▶ _Supplied text_:

Zadde

Zadde by Yiga Joshua: Where Memory, Play and Sustainability Intertwine

Produced by Vodo Arts Society, Yiga Joshua’s Zadde was no ordinary exhibition – it was a journey through Uganda’s ecological memory, drawing over 2,000 visitors in February 2023 into its immersive world. The experience unfolded through four distinct yet interconnected realms, each revealing layers of childhood, sustainability and cultural continuity.

At the exhibition’s living heart stood the wilting banana plantation, its daily decay performing the very lessons Yiga sought to teach. As leaves browned and stems sagged, visitors witnessed nature’s cycles firsthand while artists harvested still-usable fibers – demonstrating how nothing in nature goes to waste. Children traced the plants’ transformation with curious fingers, learning that endings birth new beginnings.

The journey continued into the Cave of Dolls, where a number of Byayi banana fiber dolls pasted on colorful backdrops. This Instagram-perfect photobooth became more than a selfie spot – each doll, none like the other represented generations of Ugandan children who grew up cradling these sustainable toys. Visitors lingered here, some recognizing doll designs from their own childhoods, others marveling at how simple organic materials could spark such joy.

Yiga’s paintings provided a contemplative balance to the exhibition’s immersive installations. Their textured surfaces echoed the banana fiber works, creating visual continuity across different media. The figurative works captured universal human experiences – their familiar compositions inviting viewers to project their own memories and interpretations. These quiet moments on canvas became conversation starters, with visitors often recognizing fragments of their own lives in Yiga’s brushstrokes. The paintings’ ability to spark dialogue between strangers testified to their emotional resonance, revealing Yiga’s skill at distilling shared human experiences into visual form.

The culmination came in the hatched installation, where a video projection revealed the sacred process of doll-making. Here, Yiga himself appeared on screen, teaching a curious generation the craft – passing on knowledge just as his ancestors had to him. The circularity was poignant: as visitors watched children learning to create Byayi in the film, they stood surrounded by the physical results of that same knowledge being preserved.

▶ _Given problem A_:
Can you transcribe the entries verbatim, from their first line through the line containing "list-item[interactable]: TRIDENT Gabinet", with both of those lines included?
The entries below have no connection to the piece about the Zadde exhibition.

▶ _Records_:

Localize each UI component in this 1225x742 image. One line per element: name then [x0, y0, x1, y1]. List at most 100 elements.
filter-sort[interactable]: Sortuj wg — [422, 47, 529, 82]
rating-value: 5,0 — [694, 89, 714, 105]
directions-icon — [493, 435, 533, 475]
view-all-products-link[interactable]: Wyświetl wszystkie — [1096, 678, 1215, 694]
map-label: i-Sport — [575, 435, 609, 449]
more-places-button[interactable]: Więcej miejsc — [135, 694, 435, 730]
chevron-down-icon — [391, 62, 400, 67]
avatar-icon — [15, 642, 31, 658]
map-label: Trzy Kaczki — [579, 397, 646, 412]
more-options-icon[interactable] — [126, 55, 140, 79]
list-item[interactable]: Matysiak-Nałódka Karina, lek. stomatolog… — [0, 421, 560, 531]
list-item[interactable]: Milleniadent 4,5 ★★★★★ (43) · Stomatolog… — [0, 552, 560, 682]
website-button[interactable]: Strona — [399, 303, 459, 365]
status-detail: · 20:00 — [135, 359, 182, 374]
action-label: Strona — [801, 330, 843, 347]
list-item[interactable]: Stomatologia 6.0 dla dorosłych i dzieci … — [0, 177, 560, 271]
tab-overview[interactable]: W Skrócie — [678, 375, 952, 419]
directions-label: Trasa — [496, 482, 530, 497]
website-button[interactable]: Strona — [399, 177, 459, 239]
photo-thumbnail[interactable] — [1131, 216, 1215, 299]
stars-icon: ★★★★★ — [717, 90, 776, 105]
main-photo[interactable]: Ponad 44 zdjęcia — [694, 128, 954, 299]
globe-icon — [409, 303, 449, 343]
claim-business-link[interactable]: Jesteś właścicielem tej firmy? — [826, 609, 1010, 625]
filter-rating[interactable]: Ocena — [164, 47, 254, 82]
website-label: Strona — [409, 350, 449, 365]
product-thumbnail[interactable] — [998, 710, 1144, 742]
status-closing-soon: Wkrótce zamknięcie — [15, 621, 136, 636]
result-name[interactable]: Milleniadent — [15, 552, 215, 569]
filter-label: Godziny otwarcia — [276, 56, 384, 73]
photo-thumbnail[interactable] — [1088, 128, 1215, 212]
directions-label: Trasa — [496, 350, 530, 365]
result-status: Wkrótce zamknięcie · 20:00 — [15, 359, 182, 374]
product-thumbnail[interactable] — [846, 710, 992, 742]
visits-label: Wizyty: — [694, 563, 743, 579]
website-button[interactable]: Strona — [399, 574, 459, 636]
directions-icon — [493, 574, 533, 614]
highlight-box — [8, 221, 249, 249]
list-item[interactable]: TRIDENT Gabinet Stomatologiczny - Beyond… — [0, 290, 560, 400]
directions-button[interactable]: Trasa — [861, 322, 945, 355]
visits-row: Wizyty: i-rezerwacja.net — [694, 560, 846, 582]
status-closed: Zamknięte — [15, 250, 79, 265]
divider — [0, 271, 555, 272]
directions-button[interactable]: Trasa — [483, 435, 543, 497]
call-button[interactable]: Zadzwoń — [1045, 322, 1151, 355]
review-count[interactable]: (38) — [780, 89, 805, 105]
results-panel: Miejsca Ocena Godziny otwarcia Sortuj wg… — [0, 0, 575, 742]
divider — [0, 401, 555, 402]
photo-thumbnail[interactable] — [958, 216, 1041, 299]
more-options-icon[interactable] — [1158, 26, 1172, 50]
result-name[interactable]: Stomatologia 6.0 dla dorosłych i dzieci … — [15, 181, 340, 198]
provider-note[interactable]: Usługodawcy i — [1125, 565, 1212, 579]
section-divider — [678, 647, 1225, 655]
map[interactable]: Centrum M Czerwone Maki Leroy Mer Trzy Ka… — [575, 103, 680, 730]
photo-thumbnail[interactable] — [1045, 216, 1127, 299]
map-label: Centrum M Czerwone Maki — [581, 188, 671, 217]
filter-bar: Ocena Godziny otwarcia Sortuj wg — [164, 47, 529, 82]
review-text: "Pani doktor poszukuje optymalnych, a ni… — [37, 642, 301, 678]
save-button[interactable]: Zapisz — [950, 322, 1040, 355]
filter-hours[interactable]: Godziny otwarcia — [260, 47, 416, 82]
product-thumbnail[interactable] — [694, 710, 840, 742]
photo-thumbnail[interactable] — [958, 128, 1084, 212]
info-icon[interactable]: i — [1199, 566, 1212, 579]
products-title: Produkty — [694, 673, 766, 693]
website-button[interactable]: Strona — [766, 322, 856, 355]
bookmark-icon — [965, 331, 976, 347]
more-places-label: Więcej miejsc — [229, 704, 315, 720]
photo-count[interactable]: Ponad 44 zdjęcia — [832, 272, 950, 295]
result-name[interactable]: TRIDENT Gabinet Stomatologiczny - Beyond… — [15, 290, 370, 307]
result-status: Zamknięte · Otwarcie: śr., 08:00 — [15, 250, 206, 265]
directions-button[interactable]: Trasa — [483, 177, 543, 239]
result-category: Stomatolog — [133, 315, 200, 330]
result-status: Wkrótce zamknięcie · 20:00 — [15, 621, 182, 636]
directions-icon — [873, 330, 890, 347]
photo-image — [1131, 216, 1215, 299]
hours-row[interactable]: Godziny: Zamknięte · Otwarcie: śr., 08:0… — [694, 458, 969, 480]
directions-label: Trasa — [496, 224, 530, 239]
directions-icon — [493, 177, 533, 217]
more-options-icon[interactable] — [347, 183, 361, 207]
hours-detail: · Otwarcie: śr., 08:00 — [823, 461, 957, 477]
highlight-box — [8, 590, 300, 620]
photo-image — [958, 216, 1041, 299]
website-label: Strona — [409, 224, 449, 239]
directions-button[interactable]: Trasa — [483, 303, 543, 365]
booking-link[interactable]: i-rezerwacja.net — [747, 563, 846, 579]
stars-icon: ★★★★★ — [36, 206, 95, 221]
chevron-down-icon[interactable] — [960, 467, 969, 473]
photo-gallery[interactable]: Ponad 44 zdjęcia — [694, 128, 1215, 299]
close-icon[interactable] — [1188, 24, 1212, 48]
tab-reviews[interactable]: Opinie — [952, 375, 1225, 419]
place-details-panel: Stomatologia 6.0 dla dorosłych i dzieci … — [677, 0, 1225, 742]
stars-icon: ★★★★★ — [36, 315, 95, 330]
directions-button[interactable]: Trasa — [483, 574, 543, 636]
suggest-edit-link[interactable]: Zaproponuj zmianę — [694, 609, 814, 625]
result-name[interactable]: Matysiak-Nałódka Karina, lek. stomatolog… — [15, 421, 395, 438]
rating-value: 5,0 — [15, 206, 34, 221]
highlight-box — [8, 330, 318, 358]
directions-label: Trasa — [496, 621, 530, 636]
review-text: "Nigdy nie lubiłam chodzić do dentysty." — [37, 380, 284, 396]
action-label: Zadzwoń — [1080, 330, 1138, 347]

▶ _Given problem B_:
According to the piece about the Zadde exhibition, how many visitors did it draw in February 2023?

▶ _Problem solution A_:
Localize each UI component in this 1225x742 image. One line per element: name then [x0, y0, x1, y1]. List at most 100 elements.
filter-sort[interactable]: Sortuj wg — [422, 47, 529, 82]
rating-value: 5,0 — [694, 89, 714, 105]
directions-icon — [493, 435, 533, 475]
view-all-products-link[interactable]: Wyświetl wszystkie — [1096, 678, 1215, 694]
map-label: i-Sport — [575, 435, 609, 449]
more-places-button[interactable]: Więcej miejsc — [135, 694, 435, 730]
chevron-down-icon — [391, 62, 400, 67]
avatar-icon — [15, 642, 31, 658]
map-label: Trzy Kaczki — [579, 397, 646, 412]
more-options-icon[interactable] — [126, 55, 140, 79]
list-item[interactable]: Matysiak-Nałódka Karina, lek. stomatolog… — [0, 421, 560, 531]
list-item[interactable]: Milleniadent 4,5 ★★★★★ (43) · Stomatolog… — [0, 552, 560, 682]
website-button[interactable]: Strona — [399, 303, 459, 365]
status-detail: · 20:00 — [135, 359, 182, 374]
action-label: Strona — [801, 330, 843, 347]
list-item[interactable]: Stomatologia 6.0 dla dorosłych i dzieci … — [0, 177, 560, 271]
tab-overview[interactable]: W Skrócie — [678, 375, 952, 419]
directions-label: Trasa — [496, 482, 530, 497]
website-button[interactable]: Strona — [399, 177, 459, 239]
photo-thumbnail[interactable] — [1131, 216, 1215, 299]
stars-icon: ★★★★★ — [717, 90, 776, 105]
main-photo[interactable]: Ponad 44 zdjęcia — [694, 128, 954, 299]
globe-icon — [409, 303, 449, 343]
claim-business-link[interactable]: Jesteś właścicielem tej firmy? — [826, 609, 1010, 625]
filter-rating[interactable]: Ocena — [164, 47, 254, 82]
website-label: Strona — [409, 350, 449, 365]
product-thumbnail[interactable] — [998, 710, 1144, 742]
status-closing-soon: Wkrótce zamknięcie — [15, 621, 136, 636]
result-name[interactable]: Milleniadent — [15, 552, 215, 569]
filter-label: Godziny otwarcia — [276, 56, 384, 73]
photo-thumbnail[interactable] — [1088, 128, 1215, 212]
directions-label: Trasa — [496, 350, 530, 365]
result-status: Wkrótce zamknięcie · 20:00 — [15, 359, 182, 374]
product-thumbnail[interactable] — [846, 710, 992, 742]
visits-label: Wizyty: — [694, 563, 743, 579]
website-button[interactable]: Strona — [399, 574, 459, 636]
directions-icon — [493, 574, 533, 614]
highlight-box — [8, 221, 249, 249]
list-item[interactable]: TRIDENT Gabinet Stomatologiczny - Beyond… — [0, 290, 560, 400]

▶ _Problem solution B_:
Over 2,000 visitors.